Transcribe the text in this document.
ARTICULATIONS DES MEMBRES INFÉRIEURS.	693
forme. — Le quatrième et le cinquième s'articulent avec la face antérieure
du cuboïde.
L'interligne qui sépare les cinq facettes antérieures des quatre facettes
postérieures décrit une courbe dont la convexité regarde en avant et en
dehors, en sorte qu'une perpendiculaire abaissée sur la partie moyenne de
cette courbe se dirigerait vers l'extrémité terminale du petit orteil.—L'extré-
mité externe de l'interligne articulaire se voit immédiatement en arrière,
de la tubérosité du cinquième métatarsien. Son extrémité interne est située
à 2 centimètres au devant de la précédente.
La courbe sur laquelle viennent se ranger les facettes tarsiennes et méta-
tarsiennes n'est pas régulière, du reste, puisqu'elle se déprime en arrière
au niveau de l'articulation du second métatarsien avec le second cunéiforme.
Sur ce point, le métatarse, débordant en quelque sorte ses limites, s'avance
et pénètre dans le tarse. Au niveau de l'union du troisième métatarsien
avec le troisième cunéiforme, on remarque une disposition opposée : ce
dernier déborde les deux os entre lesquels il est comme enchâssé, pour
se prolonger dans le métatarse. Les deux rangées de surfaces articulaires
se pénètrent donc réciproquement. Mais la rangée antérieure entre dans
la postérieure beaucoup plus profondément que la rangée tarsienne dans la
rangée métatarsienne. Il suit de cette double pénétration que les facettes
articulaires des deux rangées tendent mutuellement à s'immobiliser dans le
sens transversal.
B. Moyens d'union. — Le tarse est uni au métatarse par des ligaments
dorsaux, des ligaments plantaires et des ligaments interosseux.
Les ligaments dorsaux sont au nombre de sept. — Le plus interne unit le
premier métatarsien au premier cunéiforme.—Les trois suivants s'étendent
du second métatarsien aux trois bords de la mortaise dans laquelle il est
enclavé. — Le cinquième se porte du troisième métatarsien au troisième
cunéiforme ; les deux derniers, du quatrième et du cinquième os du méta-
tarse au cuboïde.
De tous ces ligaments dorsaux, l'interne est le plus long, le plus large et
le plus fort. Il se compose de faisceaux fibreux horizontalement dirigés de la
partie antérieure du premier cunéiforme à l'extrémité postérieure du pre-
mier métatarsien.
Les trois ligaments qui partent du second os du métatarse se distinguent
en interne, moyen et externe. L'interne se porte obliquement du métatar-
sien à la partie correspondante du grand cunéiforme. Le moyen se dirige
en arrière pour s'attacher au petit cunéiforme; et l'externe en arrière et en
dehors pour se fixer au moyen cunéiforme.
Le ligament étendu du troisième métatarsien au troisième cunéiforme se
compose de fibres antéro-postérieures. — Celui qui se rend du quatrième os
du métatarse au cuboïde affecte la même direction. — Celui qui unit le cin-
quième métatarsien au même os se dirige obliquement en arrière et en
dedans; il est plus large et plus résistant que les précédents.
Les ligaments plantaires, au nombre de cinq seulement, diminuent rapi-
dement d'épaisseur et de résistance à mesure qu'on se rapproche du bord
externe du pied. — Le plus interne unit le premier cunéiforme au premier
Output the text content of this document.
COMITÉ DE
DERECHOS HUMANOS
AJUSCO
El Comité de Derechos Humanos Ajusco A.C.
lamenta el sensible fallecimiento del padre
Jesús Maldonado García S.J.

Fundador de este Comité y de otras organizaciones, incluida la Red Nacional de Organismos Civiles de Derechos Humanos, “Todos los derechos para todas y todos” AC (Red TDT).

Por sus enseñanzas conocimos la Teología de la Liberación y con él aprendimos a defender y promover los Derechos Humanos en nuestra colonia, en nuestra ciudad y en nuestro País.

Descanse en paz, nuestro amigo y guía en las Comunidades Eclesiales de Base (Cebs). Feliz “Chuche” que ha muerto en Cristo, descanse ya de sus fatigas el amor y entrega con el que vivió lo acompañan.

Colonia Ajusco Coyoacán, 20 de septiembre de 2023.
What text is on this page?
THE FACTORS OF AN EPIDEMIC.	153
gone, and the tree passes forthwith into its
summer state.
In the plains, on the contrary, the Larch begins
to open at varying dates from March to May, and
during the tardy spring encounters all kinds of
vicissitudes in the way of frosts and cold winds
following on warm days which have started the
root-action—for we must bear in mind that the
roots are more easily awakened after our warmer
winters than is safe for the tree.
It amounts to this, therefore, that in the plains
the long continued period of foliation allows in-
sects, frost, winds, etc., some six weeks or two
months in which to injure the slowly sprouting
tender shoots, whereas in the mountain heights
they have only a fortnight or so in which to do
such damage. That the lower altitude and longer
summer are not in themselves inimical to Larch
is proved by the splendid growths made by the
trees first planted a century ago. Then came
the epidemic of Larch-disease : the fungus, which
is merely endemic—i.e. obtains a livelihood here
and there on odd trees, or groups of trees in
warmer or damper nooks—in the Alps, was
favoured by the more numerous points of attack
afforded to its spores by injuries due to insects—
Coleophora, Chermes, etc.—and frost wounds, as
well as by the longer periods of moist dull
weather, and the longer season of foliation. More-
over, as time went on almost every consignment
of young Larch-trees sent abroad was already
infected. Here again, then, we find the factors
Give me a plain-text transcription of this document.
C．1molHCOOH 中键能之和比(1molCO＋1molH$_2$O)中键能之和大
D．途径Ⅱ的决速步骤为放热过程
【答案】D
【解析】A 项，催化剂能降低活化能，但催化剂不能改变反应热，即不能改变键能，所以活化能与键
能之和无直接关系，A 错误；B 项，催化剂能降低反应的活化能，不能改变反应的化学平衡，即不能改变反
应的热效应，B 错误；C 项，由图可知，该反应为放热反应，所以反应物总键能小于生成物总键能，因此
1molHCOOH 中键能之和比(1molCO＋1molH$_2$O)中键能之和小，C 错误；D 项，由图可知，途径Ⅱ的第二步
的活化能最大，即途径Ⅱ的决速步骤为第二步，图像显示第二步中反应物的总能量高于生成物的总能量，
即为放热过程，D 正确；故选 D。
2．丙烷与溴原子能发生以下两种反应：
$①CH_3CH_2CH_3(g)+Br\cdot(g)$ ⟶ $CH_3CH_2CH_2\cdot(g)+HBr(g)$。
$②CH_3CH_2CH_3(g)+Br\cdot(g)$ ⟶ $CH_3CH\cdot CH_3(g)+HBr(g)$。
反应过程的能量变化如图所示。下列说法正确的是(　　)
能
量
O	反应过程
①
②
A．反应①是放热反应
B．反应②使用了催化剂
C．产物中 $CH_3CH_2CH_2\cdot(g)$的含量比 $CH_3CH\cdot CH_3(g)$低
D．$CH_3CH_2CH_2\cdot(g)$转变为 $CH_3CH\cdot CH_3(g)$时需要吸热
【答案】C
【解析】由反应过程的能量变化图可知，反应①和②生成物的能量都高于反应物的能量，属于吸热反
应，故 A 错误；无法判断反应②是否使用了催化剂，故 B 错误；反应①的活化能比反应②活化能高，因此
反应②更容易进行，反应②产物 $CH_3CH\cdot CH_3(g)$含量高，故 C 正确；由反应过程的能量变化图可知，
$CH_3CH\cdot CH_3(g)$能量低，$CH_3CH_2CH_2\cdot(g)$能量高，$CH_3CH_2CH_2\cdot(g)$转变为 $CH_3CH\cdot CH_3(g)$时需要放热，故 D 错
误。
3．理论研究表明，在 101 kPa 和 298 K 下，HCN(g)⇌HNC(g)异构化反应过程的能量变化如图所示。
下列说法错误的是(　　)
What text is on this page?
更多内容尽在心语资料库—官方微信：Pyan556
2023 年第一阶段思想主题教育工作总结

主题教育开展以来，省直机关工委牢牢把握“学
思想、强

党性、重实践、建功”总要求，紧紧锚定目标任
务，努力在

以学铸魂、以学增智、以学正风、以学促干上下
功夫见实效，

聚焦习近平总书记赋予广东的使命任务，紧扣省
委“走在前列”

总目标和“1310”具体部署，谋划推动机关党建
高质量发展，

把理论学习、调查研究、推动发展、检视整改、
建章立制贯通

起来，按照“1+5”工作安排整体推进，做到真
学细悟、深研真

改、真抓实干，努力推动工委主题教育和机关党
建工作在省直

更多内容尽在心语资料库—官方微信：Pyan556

——————————

* **YOUR OBJECTIVE**
Copy each line that holds the word "arrière".

* **FINAL RESULT**
mité externe de l'interligne articulaire se voit immédiatement en arrière,
tarsiennes n'est pas régulière, du reste, puisqu'elle se déprime en arrière
en arrière pour s'attacher au petit cunéiforme; et l'externe en arrière et en
quième métatarsien au même os se dirige obliquement en arrière et en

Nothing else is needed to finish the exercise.